#### The data
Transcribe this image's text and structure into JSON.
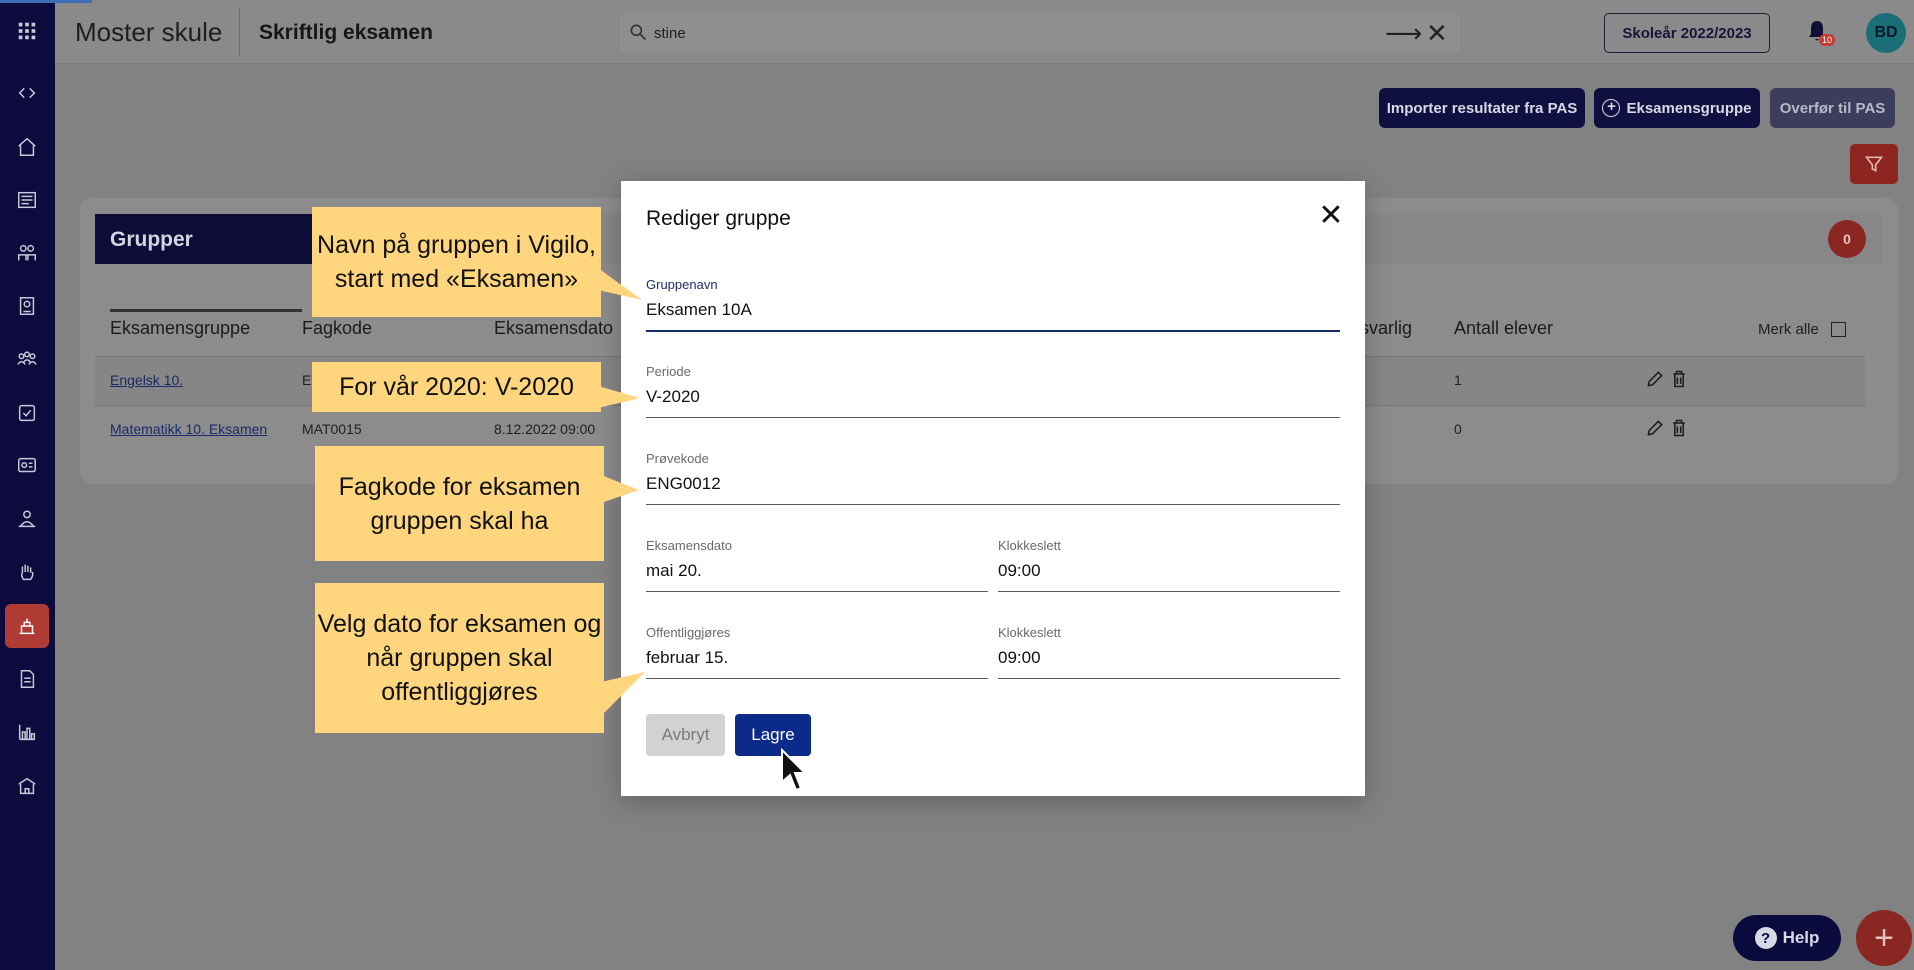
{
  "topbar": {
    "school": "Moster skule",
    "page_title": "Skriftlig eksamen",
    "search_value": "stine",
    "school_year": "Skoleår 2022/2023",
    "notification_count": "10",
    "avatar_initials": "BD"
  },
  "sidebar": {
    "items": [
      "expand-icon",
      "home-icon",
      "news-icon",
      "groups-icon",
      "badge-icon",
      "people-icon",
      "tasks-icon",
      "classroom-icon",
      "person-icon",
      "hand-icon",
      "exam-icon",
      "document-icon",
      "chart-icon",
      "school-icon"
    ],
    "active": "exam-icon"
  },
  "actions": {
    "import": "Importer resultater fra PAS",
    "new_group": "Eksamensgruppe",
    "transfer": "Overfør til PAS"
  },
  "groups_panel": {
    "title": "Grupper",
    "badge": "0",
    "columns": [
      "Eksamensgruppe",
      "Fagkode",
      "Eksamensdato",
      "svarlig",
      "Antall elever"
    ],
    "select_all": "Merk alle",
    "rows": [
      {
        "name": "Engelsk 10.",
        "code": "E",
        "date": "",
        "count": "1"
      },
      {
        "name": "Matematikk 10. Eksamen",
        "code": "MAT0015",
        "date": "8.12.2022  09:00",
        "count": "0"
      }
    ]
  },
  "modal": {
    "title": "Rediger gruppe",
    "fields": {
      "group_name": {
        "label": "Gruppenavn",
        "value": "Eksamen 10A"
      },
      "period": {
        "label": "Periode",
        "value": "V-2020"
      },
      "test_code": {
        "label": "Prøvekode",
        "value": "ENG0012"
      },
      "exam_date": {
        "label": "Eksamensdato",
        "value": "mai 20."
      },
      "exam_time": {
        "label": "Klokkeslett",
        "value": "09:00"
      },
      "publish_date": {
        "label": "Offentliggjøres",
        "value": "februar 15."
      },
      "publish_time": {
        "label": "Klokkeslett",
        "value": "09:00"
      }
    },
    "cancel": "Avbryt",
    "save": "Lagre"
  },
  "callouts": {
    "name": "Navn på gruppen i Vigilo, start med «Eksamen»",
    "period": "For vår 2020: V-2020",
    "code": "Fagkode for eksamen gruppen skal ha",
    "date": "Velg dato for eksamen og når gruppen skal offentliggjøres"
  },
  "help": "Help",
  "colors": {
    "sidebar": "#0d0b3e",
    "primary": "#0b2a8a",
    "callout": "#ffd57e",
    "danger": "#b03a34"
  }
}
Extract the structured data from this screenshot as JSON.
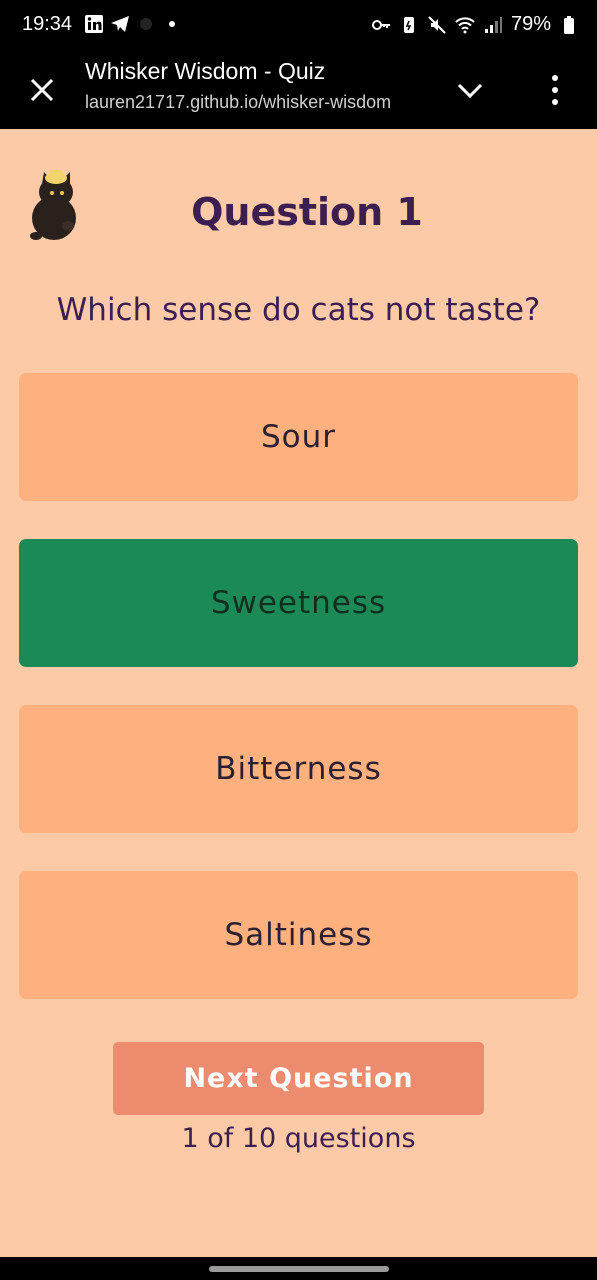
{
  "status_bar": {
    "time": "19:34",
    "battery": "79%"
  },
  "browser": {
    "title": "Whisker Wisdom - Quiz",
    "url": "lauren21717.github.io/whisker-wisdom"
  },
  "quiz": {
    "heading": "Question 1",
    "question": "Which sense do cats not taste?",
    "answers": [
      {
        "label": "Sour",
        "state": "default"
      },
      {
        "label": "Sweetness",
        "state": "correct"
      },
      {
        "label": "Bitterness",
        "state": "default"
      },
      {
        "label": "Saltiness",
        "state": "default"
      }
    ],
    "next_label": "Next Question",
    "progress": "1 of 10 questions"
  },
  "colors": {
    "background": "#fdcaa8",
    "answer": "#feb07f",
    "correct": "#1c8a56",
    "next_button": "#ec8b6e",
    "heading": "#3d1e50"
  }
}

#### Task directions
Please repeat the entries exactly. Do not include the pictures.

#### Final answer
Transcribe this image's text and structure into JSON.
{
  "topbar": {
    "school": "Moster skule",
    "page_title": "Skriftlig eksamen",
    "search_value": "stine",
    "school_year": "Skoleår 2022/2023",
    "notification_count": "10",
    "avatar_initials": "BD"
  },
  "sidebar": {
    "items": [
      "expand-icon",
      "home-icon",
      "news-icon",
      "groups-icon",
      "badge-icon",
      "people-icon",
      "tasks-icon",
      "classroom-icon",
      "person-icon",
      "hand-icon",
      "exam-icon",
      "document-icon",
      "chart-icon",
      "school-icon"
    ],
    "active": "exam-icon"
  },
  "actions": {
    "import": "Importer resultater fra PAS",
    "new_group": "Eksamensgruppe",
    "transfer": "Overfør til PAS"
  },
  "groups_panel": {
    "title": "Grupper",
    "badge": "0",
    "columns": [
      "Eksamensgruppe",
      "Fagkode",
      "Eksamensdato",
      "svarlig",
      "Antall elever"
    ],
    "select_all": "Merk alle",
    "rows": [
      {
        "name": "Engelsk 10.",
        "code": "E",
        "date": "",
        "count": "1"
      },
      {
        "name": "Matematikk 10. Eksamen",
        "code": "MAT0015",
        "date": "8.12.2022  09:00",
        "count": "0"
      }
    ]
  },
  "modal": {
    "title": "Rediger gruppe",
    "fields": {
      "group_name": {
        "label": "Gruppenavn",
        "value": "Eksamen 10A"
      },
      "period": {
        "label": "Periode",
        "value": "V-2020"
      },
      "test_code": {
        "label": "Prøvekode",
        "value": "ENG0012"
      },
      "exam_date": {
        "label": "Eksamensdato",
        "value": "mai 20."
      },
      "exam_time": {
        "label": "Klokkeslett",
        "value": "09:00"
      },
      "publish_date": {
        "label": "Offentliggjøres",
        "value": "februar 15."
      },
      "publish_time": {
        "label": "Klokkeslett",
        "value": "09:00"
      }
    },
    "cancel": "Avbryt",
    "save": "Lagre"
  },
  "callouts": {
    "name": "Navn på gruppen i Vigilo, start med «Eksamen»",
    "period": "For vår 2020: V-2020",
    "code": "Fagkode for eksamen gruppen skal ha",
    "date": "Velg dato for eksamen og når gruppen skal offentliggjøres"
  },
  "help": "Help",
  "colors": {
    "sidebar": "#0d0b3e",
    "primary": "#0b2a8a",
    "callout": "#ffd57e",
    "danger": "#b03a34"
  }
}
Extract the structured data from this screenshot as JSON.
{
  "status_bar": {
    "time": "19:34",
    "battery": "79%"
  },
  "browser": {
    "title": "Whisker Wisdom - Quiz",
    "url": "lauren21717.github.io/whisker-wisdom"
  },
  "quiz": {
    "heading": "Question 1",
    "question": "Which sense do cats not taste?",
    "answers": [
      {
        "label": "Sour",
        "state": "default"
      },
      {
        "label": "Sweetness",
        "state": "correct"
      },
      {
        "label": "Bitterness",
        "state": "default"
      },
      {
        "label": "Saltiness",
        "state": "default"
      }
    ],
    "next_label": "Next Question",
    "progress": "1 of 10 questions"
  },
  "colors": {
    "background": "#fdcaa8",
    "answer": "#feb07f",
    "correct": "#1c8a56",
    "next_button": "#ec8b6e",
    "heading": "#3d1e50"
  }
}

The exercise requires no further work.